What the task asks:
Please write the listing below out again exactly, leaving every picture behind.

Record set:
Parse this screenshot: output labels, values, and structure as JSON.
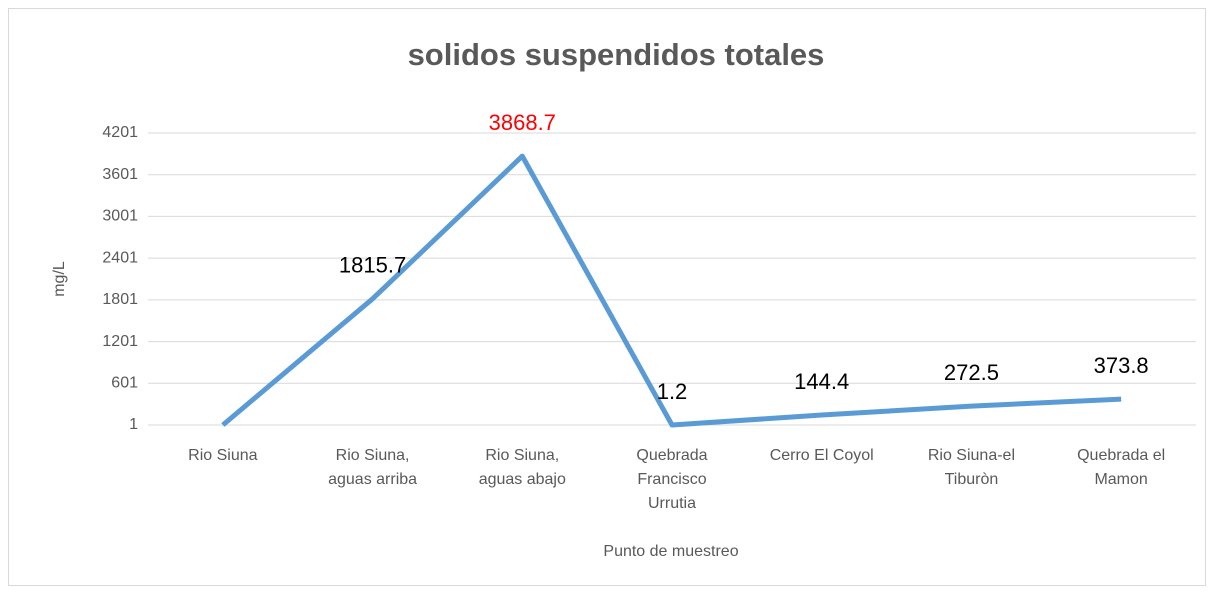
{
  "chart_data": {
    "type": "line",
    "title": "solidos suspendidos totales",
    "x_label": "Punto de muestreo",
    "y_label": "mg/L",
    "categories": [
      "Rio Siuna",
      "Rio Siuna, aguas arriba",
      "Rio Siuna, aguas abajo",
      "Quebrada Francisco Urrutia",
      "Cerro El Coyol",
      "Rio Siuna-el Tiburòn",
      "Quebrada el Mamon"
    ],
    "values": [
      1,
      1815.7,
      3868.7,
      1.2,
      144.4,
      272.5,
      373.8
    ],
    "value_labels": [
      null,
      "1815.7",
      "3868.7",
      "1.2",
      "144.4",
      "272.5",
      "373.8"
    ],
    "value_label_colors": [
      null,
      "#000000",
      "#ff0000",
      "#000000",
      "#000000",
      "#000000",
      "#000000"
    ],
    "color": "#5b9bd5",
    "ylim": [
      1,
      4201
    ],
    "yticks": [
      1,
      601,
      1201,
      1801,
      2401,
      3001,
      3601,
      4201
    ],
    "grid": true
  }
}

Complete output:
Parse this screenshot: output labels, values, and structure as JSON.
{
  "chart_data": {
    "type": "line",
    "title": "solidos suspendidos totales",
    "x_label": "Punto de muestreo",
    "y_label": "mg/L",
    "categories": [
      "Rio Siuna",
      "Rio Siuna, aguas arriba",
      "Rio Siuna, aguas abajo",
      "Quebrada Francisco Urrutia",
      "Cerro El Coyol",
      "Rio Siuna-el Tiburòn",
      "Quebrada el Mamon"
    ],
    "values": [
      1,
      1815.7,
      3868.7,
      1.2,
      144.4,
      272.5,
      373.8
    ],
    "value_labels": [
      null,
      "1815.7",
      "3868.7",
      "1.2",
      "144.4",
      "272.5",
      "373.8"
    ],
    "value_label_colors": [
      null,
      "#000000",
      "#ff0000",
      "#000000",
      "#000000",
      "#000000",
      "#000000"
    ],
    "color": "#5b9bd5",
    "ylim": [
      1,
      4201
    ],
    "yticks": [
      1,
      601,
      1201,
      1801,
      2401,
      3001,
      3601,
      4201
    ],
    "grid": true
  }
}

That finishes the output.